§ What the exercise asks:
Write out the complete material exactly as it stands.

§ Data shown:
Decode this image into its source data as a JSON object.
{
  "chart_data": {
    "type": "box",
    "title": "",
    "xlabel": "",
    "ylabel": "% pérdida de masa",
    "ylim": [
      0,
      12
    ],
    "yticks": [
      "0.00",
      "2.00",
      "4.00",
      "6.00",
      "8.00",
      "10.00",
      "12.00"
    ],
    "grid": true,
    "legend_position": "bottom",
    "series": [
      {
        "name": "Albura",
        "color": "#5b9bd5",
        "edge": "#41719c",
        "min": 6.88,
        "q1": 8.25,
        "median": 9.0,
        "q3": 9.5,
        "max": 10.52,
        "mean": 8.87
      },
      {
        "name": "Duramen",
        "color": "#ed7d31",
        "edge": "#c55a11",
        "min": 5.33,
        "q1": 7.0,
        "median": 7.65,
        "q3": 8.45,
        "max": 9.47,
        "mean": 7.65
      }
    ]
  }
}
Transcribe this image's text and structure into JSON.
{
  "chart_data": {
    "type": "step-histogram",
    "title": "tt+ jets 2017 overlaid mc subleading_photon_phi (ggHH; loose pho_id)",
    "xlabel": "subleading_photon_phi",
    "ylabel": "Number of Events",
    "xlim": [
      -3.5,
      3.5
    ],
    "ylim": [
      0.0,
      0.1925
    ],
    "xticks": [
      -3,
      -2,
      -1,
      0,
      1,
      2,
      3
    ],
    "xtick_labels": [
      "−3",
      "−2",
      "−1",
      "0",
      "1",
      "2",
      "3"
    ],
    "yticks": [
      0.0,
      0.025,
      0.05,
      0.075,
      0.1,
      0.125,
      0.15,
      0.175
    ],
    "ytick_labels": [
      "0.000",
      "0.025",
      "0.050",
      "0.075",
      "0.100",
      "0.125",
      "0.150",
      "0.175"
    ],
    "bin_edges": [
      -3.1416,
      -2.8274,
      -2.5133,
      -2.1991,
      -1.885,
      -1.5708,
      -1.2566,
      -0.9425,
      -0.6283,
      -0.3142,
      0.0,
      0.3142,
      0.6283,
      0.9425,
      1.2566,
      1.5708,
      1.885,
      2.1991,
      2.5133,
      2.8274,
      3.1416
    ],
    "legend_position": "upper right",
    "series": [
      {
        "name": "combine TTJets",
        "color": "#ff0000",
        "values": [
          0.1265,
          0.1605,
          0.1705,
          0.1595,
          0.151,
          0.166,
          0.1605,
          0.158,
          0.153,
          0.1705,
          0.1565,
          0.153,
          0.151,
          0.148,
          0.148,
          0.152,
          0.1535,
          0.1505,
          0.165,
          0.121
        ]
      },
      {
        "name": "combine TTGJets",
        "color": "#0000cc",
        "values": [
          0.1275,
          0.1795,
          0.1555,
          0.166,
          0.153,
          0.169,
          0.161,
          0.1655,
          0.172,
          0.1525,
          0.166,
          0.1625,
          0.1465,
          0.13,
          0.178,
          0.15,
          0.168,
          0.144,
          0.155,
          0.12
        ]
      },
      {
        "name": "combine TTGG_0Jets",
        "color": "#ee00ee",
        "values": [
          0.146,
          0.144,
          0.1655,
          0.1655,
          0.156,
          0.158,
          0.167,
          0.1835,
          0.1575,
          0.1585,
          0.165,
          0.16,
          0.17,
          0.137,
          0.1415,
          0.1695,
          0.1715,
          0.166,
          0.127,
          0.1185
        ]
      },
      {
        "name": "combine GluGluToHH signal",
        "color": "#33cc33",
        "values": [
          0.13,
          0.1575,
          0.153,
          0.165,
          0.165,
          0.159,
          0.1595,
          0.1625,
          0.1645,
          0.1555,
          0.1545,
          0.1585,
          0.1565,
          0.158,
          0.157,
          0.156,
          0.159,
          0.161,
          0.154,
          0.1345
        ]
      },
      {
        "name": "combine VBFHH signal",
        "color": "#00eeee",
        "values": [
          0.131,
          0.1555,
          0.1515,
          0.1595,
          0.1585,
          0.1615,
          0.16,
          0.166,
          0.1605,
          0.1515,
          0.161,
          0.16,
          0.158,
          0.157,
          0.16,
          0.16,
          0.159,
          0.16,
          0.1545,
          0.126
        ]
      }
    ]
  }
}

§ Finished exercise:
Decode this image into its source data as a JSON object.
{
  "chart_data": {
    "type": "box",
    "title": "",
    "xlabel": "",
    "ylabel": "% pérdida de masa",
    "ylim": [
      0,
      12
    ],
    "yticks": [
      "0.00",
      "2.00",
      "4.00",
      "6.00",
      "8.00",
      "10.00",
      "12.00"
    ],
    "grid": true,
    "legend_position": "bottom",
    "series": [
      {
        "name": "Albura",
        "color": "#5b9bd5",
        "edge": "#41719c",
        "min": 6.88,
        "q1": 8.25,
        "median": 9.0,
        "q3": 9.5,
        "max": 10.52,
        "mean": 8.87
      },
      {
        "name": "Duramen",
        "color": "#ed7d31",
        "edge": "#c55a11",
        "min": 5.33,
        "q1": 7.0,
        "median": 7.65,
        "q3": 8.45,
        "max": 9.47,
        "mean": 7.65
      }
    ]
  }
}
Transcribe this image's text and structure into JSON.
{
  "chart_data": {
    "type": "step-histogram",
    "title": "tt+ jets 2017 overlaid mc subleading_photon_phi (ggHH; loose pho_id)",
    "xlabel": "subleading_photon_phi",
    "ylabel": "Number of Events",
    "xlim": [
      -3.5,
      3.5
    ],
    "ylim": [
      0.0,
      0.1925
    ],
    "xticks": [
      -3,
      -2,
      -1,
      0,
      1,
      2,
      3
    ],
    "xtick_labels": [
      "−3",
      "−2",
      "−1",
      "0",
      "1",
      "2",
      "3"
    ],
    "yticks": [
      0.0,
      0.025,
      0.05,
      0.075,
      0.1,
      0.125,
      0.15,
      0.175
    ],
    "ytick_labels": [
      "0.000",
      "0.025",
      "0.050",
      "0.075",
      "0.100",
      "0.125",
      "0.150",
      "0.175"
    ],
    "bin_edges": [
      -3.1416,
      -2.8274,
      -2.5133,
      -2.1991,
      -1.885,
      -1.5708,
      -1.2566,
      -0.9425,
      -0.6283,
      -0.3142,
      0.0,
      0.3142,
      0.6283,
      0.9425,
      1.2566,
      1.5708,
      1.885,
      2.1991,
      2.5133,
      2.8274,
      3.1416
    ],
    "legend_position": "upper right",
    "series": [
      {
        "name": "combine TTJets",
        "color": "#ff0000",
        "values": [
          0.1265,
          0.1605,
          0.1705,
          0.1595,
          0.151,
          0.166,
          0.1605,
          0.158,
          0.153,
          0.1705,
          0.1565,
          0.153,
          0.151,
          0.148,
          0.148,
          0.152,
          0.1535,
          0.1505,
          0.165,
          0.121
        ]
      },
      {
        "name": "combine TTGJets",
        "color": "#0000cc",
        "values": [
          0.1275,
          0.1795,
          0.1555,
          0.166,
          0.153,
          0.169,
          0.161,
          0.1655,
          0.172,
          0.1525,
          0.166,
          0.1625,
          0.1465,
          0.13,
          0.178,
          0.15,
          0.168,
          0.144,
          0.155,
          0.12
        ]
      },
      {
        "name": "combine TTGG_0Jets",
        "color": "#ee00ee",
        "values": [
          0.146,
          0.144,
          0.1655,
          0.1655,
          0.156,
          0.158,
          0.167,
          0.1835,
          0.1575,
          0.1585,
          0.165,
          0.16,
          0.17,
          0.137,
          0.1415,
          0.1695,
          0.1715,
          0.166,
          0.127,
          0.1185
        ]
      },
      {
        "name": "combine GluGluToHH signal",
        "color": "#33cc33",
        "values": [
          0.13,
          0.1575,
          0.153,
          0.165,
          0.165,
          0.159,
          0.1595,
          0.1625,
          0.1645,
          0.1555,
          0.1545,
          0.1585,
          0.1565,
          0.158,
          0.157,
          0.156,
          0.159,
          0.161,
          0.154,
          0.1345
        ]
      },
      {
        "name": "combine VBFHH signal",
        "color": "#00eeee",
        "values": [
          0.131,
          0.1555,
          0.1515,
          0.1595,
          0.1585,
          0.1615,
          0.16,
          0.166,
          0.1605,
          0.1515,
          0.161,
          0.16,
          0.158,
          0.157,
          0.16,
          0.16,
          0.159,
          0.16,
          0.1545,
          0.126
        ]
      }
    ]
  }
}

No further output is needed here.